**Written task:** The exercise asks for every line of the data to be reproduced exactly.

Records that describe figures
[start]

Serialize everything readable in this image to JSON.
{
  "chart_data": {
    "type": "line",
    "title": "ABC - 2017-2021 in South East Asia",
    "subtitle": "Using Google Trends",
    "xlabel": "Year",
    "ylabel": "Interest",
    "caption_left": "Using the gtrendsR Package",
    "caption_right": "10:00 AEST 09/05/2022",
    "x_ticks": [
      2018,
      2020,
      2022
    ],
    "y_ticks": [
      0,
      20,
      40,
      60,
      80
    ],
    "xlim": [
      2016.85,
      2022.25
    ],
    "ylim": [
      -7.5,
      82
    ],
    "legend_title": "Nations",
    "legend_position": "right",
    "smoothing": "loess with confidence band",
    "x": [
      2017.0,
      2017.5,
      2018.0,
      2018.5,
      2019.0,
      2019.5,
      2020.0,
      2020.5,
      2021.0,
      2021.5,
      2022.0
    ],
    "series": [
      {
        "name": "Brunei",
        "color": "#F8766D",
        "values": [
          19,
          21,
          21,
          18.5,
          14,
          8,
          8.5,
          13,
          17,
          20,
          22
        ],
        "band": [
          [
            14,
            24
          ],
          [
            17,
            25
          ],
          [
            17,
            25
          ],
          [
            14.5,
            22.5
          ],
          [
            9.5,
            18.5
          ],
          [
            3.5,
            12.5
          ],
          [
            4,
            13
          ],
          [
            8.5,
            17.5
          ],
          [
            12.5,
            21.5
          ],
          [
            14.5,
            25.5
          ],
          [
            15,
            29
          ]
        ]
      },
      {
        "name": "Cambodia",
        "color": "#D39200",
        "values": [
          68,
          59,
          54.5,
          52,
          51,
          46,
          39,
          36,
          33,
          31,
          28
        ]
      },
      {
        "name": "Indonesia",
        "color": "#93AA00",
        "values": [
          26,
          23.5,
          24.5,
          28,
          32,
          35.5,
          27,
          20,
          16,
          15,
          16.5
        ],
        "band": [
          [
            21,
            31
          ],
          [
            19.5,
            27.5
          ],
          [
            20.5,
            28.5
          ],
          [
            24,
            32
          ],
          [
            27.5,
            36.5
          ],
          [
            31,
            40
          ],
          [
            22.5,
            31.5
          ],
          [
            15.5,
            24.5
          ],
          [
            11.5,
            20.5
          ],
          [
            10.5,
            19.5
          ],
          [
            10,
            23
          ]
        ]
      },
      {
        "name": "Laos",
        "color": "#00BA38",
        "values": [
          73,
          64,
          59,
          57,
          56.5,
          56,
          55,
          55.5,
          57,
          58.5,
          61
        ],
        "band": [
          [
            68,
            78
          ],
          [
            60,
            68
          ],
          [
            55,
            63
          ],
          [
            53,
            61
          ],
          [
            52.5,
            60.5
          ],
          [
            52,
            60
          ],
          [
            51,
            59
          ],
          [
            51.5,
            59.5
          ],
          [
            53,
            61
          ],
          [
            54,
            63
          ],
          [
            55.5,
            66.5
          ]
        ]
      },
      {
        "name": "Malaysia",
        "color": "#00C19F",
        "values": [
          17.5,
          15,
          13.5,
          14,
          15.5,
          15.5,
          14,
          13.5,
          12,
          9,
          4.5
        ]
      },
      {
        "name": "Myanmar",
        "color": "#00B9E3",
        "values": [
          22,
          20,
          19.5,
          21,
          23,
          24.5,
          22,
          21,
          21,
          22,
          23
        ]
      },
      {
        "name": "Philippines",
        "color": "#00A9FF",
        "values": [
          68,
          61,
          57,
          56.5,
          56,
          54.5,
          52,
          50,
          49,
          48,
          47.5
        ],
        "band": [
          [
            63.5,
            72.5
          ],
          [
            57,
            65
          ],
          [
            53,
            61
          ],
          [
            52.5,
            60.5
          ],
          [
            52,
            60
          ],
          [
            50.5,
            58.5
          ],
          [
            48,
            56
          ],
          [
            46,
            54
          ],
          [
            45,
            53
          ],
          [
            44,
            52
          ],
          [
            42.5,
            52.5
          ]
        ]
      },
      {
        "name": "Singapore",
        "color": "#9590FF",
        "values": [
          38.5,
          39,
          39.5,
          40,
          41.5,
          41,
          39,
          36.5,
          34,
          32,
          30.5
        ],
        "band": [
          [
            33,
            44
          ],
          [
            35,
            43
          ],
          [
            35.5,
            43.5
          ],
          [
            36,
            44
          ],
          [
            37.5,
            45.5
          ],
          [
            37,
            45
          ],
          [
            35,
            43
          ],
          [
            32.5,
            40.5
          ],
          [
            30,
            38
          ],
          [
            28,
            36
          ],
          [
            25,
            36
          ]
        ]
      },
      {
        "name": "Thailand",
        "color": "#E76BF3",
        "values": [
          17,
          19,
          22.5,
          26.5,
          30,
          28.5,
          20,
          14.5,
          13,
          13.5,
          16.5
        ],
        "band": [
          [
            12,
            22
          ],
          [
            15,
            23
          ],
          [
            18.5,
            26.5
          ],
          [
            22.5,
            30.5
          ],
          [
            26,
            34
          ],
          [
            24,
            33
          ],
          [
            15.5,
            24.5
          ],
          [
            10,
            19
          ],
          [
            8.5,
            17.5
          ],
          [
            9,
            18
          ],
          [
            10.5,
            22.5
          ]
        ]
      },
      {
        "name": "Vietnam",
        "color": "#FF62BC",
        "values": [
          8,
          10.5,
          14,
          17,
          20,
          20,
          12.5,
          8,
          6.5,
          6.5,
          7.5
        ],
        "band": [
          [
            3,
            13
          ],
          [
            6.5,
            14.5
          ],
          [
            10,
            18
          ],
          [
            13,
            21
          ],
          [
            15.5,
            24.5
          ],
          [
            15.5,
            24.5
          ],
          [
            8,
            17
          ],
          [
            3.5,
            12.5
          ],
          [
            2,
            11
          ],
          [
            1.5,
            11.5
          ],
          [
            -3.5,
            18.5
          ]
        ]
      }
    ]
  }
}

[end]

**Problem solution:**
Serialize everything readable in this image to JSON.
{
  "chart_data": {
    "type": "line",
    "title": "ABC - 2017-2021 in South East Asia",
    "subtitle": "Using Google Trends",
    "xlabel": "Year",
    "ylabel": "Interest",
    "caption_left": "Using the gtrendsR Package",
    "caption_right": "10:00 AEST 09/05/2022",
    "x_ticks": [
      2018,
      2020,
      2022
    ],
    "y_ticks": [
      0,
      20,
      40,
      60,
      80
    ],
    "xlim": [
      2016.85,
      2022.25
    ],
    "ylim": [
      -7.5,
      82
    ],
    "legend_title": "Nations",
    "legend_position": "right",
    "smoothing": "loess with confidence band",
    "x": [
      2017.0,
      2017.5,
      2018.0,
      2018.5,
      2019.0,
      2019.5,
      2020.0,
      2020.5,
      2021.0,
      2021.5,
      2022.0
    ],
    "series": [
      {
        "name": "Brunei",
        "color": "#F8766D",
        "values": [
          19,
          21,
          21,
          18.5,
          14,
          8,
          8.5,
          13,
          17,
          20,
          22
        ],
        "band": [
          [
            14,
            24
          ],
          [
            17,
            25
          ],
          [
            17,
            25
          ],
          [
            14.5,
            22.5
          ],
          [
            9.5,
            18.5
          ],
          [
            3.5,
            12.5
          ],
          [
            4,
            13
          ],
          [
            8.5,
            17.5
          ],
          [
            12.5,
            21.5
          ],
          [
            14.5,
            25.5
          ],
          [
            15,
            29
          ]
        ]
      },
      {
        "name": "Cambodia",
        "color": "#D39200",
        "values": [
          68,
          59,
          54.5,
          52,
          51,
          46,
          39,
          36,
          33,
          31,
          28
        ]
      },
      {
        "name": "Indonesia",
        "color": "#93AA00",
        "values": [
          26,
          23.5,
          24.5,
          28,
          32,
          35.5,
          27,
          20,
          16,
          15,
          16.5
        ],
        "band": [
          [
            21,
            31
          ],
          [
            19.5,
            27.5
          ],
          [
            20.5,
            28.5
          ],
          [
            24,
            32
          ],
          [
            27.5,
            36.5
          ],
          [
            31,
            40
          ],
          [
            22.5,
            31.5
          ],
          [
            15.5,
            24.5
          ],
          [
            11.5,
            20.5
          ],
          [
            10.5,
            19.5
          ],
          [
            10,
            23
          ]
        ]
      },
      {
        "name": "Laos",
        "color": "#00BA38",
        "values": [
          73,
          64,
          59,
          57,
          56.5,
          56,
          55,
          55.5,
          57,
          58.5,
          61
        ],
        "band": [
          [
            68,
            78
          ],
          [
            60,
            68
          ],
          [
            55,
            63
          ],
          [
            53,
            61
          ],
          [
            52.5,
            60.5
          ],
          [
            52,
            60
          ],
          [
            51,
            59
          ],
          [
            51.5,
            59.5
          ],
          [
            53,
            61
          ],
          [
            54,
            63
          ],
          [
            55.5,
            66.5
          ]
        ]
      },
      {
        "name": "Malaysia",
        "color": "#00C19F",
        "values": [
          17.5,
          15,
          13.5,
          14,
          15.5,
          15.5,
          14,
          13.5,
          12,
          9,
          4.5
        ]
      },
      {
        "name": "Myanmar",
        "color": "#00B9E3",
        "values": [
          22,
          20,
          19.5,
          21,
          23,
          24.5,
          22,
          21,
          21,
          22,
          23
        ]
      },
      {
        "name": "Philippines",
        "color": "#00A9FF",
        "values": [
          68,
          61,
          57,
          56.5,
          56,
          54.5,
          52,
          50,
          49,
          48,
          47.5
        ],
        "band": [
          [
            63.5,
            72.5
          ],
          [
            57,
            65
          ],
          [
            53,
            61
          ],
          [
            52.5,
            60.5
          ],
          [
            52,
            60
          ],
          [
            50.5,
            58.5
          ],
          [
            48,
            56
          ],
          [
            46,
            54
          ],
          [
            45,
            53
          ],
          [
            44,
            52
          ],
          [
            42.5,
            52.5
          ]
        ]
      },
      {
        "name": "Singapore",
        "color": "#9590FF",
        "values": [
          38.5,
          39,
          39.5,
          40,
          41.5,
          41,
          39,
          36.5,
          34,
          32,
          30.5
        ],
        "band": [
          [
            33,
            44
          ],
          [
            35,
            43
          ],
          [
            35.5,
            43.5
          ],
          [
            36,
            44
          ],
          [
            37.5,
            45.5
          ],
          [
            37,
            45
          ],
          [
            35,
            43
          ],
          [
            32.5,
            40.5
          ],
          [
            30,
            38
          ],
          [
            28,
            36
          ],
          [
            25,
            36
          ]
        ]
      },
      {
        "name": "Thailand",
        "color": "#E76BF3",
        "values": [
          17,
          19,
          22.5,
          26.5,
          30,
          28.5,
          20,
          14.5,
          13,
          13.5,
          16.5
        ],
        "band": [
          [
            12,
            22
          ],
          [
            15,
            23
          ],
          [
            18.5,
            26.5
          ],
          [
            22.5,
            30.5
          ],
          [
            26,
            34
          ],
          [
            24,
            33
          ],
          [
            15.5,
            24.5
          ],
          [
            10,
            19
          ],
          [
            8.5,
            17.5
          ],
          [
            9,
            18
          ],
          [
            10.5,
            22.5
          ]
        ]
      },
      {
        "name": "Vietnam",
        "color": "#FF62BC",
        "values": [
          8,
          10.5,
          14,
          17,
          20,
          20,
          12.5,
          8,
          6.5,
          6.5,
          7.5
        ],
        "band": [
          [
            3,
            13
          ],
          [
            6.5,
            14.5
          ],
          [
            10,
            18
          ],
          [
            13,
            21
          ],
          [
            15.5,
            24.5
          ],
          [
            15.5,
            24.5
          ],
          [
            8,
            17
          ],
          [
            3.5,
            12.5
          ],
          [
            2,
            11
          ],
          [
            1.5,
            11.5
          ],
          [
            -3.5,
            18.5
          ]
        ]
      }
    ]
  }
}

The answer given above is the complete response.